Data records
┄┄┄┄┄┄┄┄┄┄

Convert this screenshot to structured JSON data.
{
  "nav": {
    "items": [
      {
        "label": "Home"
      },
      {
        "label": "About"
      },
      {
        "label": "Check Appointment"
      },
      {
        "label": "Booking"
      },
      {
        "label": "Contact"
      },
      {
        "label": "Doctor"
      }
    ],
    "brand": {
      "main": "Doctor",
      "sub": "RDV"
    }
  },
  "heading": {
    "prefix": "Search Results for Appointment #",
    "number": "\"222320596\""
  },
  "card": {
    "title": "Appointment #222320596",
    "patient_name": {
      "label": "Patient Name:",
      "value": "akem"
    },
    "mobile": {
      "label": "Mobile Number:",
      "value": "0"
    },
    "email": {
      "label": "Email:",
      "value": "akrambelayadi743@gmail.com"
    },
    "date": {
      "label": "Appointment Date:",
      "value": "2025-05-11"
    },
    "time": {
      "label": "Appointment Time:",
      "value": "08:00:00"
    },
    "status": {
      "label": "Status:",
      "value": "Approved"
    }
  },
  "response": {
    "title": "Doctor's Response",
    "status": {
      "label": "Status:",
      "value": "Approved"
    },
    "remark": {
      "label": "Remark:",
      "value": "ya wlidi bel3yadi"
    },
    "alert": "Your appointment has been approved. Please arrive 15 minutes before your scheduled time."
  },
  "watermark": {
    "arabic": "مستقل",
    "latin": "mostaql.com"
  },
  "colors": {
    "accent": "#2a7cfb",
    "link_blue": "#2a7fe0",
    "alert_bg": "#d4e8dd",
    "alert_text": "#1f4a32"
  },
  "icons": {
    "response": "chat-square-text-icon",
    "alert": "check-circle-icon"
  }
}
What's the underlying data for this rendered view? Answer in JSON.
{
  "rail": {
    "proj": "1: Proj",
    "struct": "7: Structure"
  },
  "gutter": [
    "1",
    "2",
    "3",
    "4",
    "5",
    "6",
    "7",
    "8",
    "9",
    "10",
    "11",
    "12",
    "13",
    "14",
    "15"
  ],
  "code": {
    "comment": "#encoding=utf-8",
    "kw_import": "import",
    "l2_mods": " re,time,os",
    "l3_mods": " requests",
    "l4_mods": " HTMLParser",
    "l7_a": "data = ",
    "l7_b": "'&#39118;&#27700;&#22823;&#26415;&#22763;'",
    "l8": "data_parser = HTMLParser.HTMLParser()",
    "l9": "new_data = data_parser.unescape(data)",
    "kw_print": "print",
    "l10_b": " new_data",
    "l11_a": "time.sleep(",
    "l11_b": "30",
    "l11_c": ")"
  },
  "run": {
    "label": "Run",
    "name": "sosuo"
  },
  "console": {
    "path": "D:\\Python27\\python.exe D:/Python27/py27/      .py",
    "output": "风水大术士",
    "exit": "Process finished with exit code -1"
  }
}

┄┄┄┄┄┄┄┄┄┄

Instructions for the task
Write down all the entries again without a single difference.

Result of this exercise
Convert this screenshot to structured JSON data.
{
  "nav": {
    "items": [
      {
        "label": "Home"
      },
      {
        "label": "About"
      },
      {
        "label": "Check Appointment"
      },
      {
        "label": "Booking"
      },
      {
        "label": "Contact"
      },
      {
        "label": "Doctor"
      }
    ],
    "brand": {
      "main": "Doctor",
      "sub": "RDV"
    }
  },
  "heading": {
    "prefix": "Search Results for Appointment #",
    "number": "\"222320596\""
  },
  "card": {
    "title": "Appointment #222320596",
    "patient_name": {
      "label": "Patient Name:",
      "value": "akem"
    },
    "mobile": {
      "label": "Mobile Number:",
      "value": "0"
    },
    "email": {
      "label": "Email:",
      "value": "akrambelayadi743@gmail.com"
    },
    "date": {
      "label": "Appointment Date:",
      "value": "2025-05-11"
    },
    "time": {
      "label": "Appointment Time:",
      "value": "08:00:00"
    },
    "status": {
      "label": "Status:",
      "value": "Approved"
    }
  },
  "response": {
    "title": "Doctor's Response",
    "status": {
      "label": "Status:",
      "value": "Approved"
    },
    "remark": {
      "label": "Remark:",
      "value": "ya wlidi bel3yadi"
    },
    "alert": "Your appointment has been approved. Please arrive 15 minutes before your scheduled time."
  },
  "watermark": {
    "arabic": "مستقل",
    "latin": "mostaql.com"
  },
  "colors": {
    "accent": "#2a7cfb",
    "link_blue": "#2a7fe0",
    "alert_bg": "#d4e8dd",
    "alert_text": "#1f4a32"
  },
  "icons": {
    "response": "chat-square-text-icon",
    "alert": "check-circle-icon"
  }
}
What's the underlying data for this rendered view? Answer in JSON.
{
  "rail": {
    "proj": "1: Proj",
    "struct": "7: Structure"
  },
  "gutter": [
    "1",
    "2",
    "3",
    "4",
    "5",
    "6",
    "7",
    "8",
    "9",
    "10",
    "11",
    "12",
    "13",
    "14",
    "15"
  ],
  "code": {
    "comment": "#encoding=utf-8",
    "kw_import": "import",
    "l2_mods": " re,time,os",
    "l3_mods": " requests",
    "l4_mods": " HTMLParser",
    "l7_a": "data = ",
    "l7_b": "'&#39118;&#27700;&#22823;&#26415;&#22763;'",
    "l8": "data_parser = HTMLParser.HTMLParser()",
    "l9": "new_data = data_parser.unescape(data)",
    "kw_print": "print",
    "l10_b": " new_data",
    "l11_a": "time.sleep(",
    "l11_b": "30",
    "l11_c": ")"
  },
  "run": {
    "label": "Run",
    "name": "sosuo"
  },
  "console": {
    "path": "D:\\Python27\\python.exe D:/Python27/py27/      .py",
    "output": "风水大术士",
    "exit": "Process finished with exit code -1"
  }
}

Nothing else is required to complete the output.